PROVIDED RECORDS -
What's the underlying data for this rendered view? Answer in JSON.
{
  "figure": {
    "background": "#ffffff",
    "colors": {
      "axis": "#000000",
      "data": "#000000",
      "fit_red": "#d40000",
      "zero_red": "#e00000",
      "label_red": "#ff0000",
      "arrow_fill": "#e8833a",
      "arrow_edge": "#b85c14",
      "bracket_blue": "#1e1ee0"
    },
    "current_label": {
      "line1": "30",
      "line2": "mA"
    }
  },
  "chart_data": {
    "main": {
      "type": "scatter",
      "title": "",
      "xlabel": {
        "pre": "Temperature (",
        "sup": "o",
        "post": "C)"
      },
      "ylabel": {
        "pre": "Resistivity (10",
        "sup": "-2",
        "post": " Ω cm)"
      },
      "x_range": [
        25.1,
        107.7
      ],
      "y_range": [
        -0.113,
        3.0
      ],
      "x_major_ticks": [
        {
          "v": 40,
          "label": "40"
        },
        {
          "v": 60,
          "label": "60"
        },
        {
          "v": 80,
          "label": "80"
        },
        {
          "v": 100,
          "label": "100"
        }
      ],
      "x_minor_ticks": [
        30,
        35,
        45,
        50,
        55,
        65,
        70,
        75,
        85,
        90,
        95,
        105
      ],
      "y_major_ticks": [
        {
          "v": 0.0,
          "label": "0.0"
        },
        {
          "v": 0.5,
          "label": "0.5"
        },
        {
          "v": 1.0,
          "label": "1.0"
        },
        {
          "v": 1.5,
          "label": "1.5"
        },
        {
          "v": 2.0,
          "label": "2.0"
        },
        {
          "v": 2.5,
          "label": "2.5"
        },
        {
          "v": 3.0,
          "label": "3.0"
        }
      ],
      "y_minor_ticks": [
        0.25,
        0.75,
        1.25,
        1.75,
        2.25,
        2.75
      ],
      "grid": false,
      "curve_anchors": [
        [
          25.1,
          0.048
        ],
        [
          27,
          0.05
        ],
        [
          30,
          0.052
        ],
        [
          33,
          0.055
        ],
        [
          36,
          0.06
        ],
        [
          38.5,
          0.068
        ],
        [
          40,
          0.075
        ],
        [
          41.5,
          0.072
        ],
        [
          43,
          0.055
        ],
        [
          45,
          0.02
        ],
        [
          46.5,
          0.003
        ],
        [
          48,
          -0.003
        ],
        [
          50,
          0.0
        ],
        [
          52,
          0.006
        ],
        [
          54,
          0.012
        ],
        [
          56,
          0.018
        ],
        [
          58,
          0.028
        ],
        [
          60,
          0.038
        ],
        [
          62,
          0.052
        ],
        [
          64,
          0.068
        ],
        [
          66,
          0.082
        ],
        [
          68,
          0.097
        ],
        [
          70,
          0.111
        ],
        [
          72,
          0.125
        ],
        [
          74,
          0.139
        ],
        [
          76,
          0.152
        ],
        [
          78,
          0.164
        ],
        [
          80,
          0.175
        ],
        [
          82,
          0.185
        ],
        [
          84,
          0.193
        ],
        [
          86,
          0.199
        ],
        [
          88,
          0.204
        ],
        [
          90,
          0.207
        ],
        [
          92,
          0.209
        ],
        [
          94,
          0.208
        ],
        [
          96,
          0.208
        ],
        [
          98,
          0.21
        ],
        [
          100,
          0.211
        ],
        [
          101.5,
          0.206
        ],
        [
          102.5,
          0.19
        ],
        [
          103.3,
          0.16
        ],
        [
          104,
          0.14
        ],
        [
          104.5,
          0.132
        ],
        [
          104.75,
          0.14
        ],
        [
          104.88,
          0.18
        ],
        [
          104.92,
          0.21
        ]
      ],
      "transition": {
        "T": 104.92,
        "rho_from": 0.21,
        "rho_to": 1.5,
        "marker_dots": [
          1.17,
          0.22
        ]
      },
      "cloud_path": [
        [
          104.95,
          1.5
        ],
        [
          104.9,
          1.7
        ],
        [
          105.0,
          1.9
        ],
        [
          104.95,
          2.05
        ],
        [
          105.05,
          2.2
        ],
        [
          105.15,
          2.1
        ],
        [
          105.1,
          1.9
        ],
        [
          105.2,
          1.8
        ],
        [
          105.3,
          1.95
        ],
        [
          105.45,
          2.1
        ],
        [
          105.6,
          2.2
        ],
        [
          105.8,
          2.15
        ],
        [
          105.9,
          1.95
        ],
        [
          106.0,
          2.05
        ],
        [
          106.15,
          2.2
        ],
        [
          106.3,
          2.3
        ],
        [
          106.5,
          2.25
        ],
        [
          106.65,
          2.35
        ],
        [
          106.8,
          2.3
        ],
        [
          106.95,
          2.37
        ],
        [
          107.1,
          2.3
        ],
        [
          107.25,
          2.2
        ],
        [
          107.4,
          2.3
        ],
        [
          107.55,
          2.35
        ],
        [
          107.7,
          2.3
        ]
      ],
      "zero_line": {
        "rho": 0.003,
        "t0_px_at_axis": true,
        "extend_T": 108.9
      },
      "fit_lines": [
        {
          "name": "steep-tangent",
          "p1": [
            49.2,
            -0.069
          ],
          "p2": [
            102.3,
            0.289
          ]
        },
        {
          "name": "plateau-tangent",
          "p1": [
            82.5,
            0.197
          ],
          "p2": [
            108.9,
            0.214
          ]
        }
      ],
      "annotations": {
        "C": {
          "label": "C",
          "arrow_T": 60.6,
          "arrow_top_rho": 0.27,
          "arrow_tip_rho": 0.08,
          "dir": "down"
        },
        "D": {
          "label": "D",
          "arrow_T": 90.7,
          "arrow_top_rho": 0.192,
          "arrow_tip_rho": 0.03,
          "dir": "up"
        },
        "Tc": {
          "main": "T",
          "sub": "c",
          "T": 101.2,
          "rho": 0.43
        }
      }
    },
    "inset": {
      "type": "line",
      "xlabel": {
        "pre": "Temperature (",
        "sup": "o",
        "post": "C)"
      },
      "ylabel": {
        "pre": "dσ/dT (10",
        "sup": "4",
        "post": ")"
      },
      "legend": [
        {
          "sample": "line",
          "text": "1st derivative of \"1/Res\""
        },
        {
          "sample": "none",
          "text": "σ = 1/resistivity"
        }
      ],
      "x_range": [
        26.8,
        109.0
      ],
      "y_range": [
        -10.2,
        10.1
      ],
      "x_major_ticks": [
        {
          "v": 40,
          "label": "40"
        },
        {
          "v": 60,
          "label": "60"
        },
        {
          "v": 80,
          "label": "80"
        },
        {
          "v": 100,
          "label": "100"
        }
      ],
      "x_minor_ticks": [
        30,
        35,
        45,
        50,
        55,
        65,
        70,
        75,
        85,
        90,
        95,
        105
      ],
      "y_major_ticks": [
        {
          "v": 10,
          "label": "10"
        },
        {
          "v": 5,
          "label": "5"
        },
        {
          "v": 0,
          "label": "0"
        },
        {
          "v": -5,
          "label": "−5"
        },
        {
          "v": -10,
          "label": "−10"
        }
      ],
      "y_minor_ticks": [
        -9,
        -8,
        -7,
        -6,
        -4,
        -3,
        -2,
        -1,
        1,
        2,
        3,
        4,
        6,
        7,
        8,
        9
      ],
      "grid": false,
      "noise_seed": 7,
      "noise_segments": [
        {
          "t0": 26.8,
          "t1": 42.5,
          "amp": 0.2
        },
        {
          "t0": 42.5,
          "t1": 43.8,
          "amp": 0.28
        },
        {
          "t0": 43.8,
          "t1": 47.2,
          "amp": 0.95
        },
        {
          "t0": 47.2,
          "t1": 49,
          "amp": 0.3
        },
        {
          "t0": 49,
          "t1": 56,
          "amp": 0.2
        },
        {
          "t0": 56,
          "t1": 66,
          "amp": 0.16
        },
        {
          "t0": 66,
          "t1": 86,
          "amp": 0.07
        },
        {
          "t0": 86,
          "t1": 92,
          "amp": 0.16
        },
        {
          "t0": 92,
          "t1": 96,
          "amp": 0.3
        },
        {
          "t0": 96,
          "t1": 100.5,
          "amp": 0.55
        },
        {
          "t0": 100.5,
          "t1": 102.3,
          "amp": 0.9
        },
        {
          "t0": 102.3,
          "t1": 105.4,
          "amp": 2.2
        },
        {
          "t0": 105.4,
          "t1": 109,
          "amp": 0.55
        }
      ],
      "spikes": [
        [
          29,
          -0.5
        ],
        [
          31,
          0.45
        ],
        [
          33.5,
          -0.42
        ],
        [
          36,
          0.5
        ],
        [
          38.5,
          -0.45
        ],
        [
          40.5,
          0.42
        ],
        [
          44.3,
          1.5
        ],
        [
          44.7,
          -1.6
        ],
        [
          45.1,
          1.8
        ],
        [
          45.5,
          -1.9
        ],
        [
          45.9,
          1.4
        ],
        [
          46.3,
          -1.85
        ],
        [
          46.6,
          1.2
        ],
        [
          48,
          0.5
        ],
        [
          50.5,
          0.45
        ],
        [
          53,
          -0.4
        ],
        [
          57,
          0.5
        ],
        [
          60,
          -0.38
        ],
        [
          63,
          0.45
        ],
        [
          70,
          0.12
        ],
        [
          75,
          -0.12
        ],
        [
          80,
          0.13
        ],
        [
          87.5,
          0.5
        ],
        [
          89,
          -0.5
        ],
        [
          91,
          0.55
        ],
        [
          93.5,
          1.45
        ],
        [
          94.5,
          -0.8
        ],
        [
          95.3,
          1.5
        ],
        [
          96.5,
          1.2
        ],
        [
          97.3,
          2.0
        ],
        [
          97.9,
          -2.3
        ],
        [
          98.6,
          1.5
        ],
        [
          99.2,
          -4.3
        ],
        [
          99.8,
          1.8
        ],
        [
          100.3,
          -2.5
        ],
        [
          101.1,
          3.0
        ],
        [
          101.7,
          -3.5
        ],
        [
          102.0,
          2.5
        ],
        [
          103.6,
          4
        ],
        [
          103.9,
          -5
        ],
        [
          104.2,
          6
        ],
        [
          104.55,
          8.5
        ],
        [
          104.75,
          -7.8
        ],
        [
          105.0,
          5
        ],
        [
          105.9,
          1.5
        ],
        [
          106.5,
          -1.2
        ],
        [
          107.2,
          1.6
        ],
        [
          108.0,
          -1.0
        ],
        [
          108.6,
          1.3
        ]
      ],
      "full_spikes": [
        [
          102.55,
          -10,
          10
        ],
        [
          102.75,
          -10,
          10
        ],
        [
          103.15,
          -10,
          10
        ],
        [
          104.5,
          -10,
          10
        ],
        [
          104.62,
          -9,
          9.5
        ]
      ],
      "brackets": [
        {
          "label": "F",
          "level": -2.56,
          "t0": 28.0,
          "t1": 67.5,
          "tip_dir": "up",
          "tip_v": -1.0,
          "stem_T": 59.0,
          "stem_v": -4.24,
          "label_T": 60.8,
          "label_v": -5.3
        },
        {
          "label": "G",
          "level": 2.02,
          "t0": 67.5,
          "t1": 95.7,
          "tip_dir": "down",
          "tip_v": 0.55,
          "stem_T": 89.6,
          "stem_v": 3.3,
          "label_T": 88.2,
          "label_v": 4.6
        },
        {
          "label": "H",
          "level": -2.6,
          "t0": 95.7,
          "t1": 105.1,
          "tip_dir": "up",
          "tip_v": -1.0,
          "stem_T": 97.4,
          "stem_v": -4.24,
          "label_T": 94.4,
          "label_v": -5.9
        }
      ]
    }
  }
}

REQUIREMENTS - How many lines in these entries contain the string "text"? State the number and nothing more.

RESULT - 2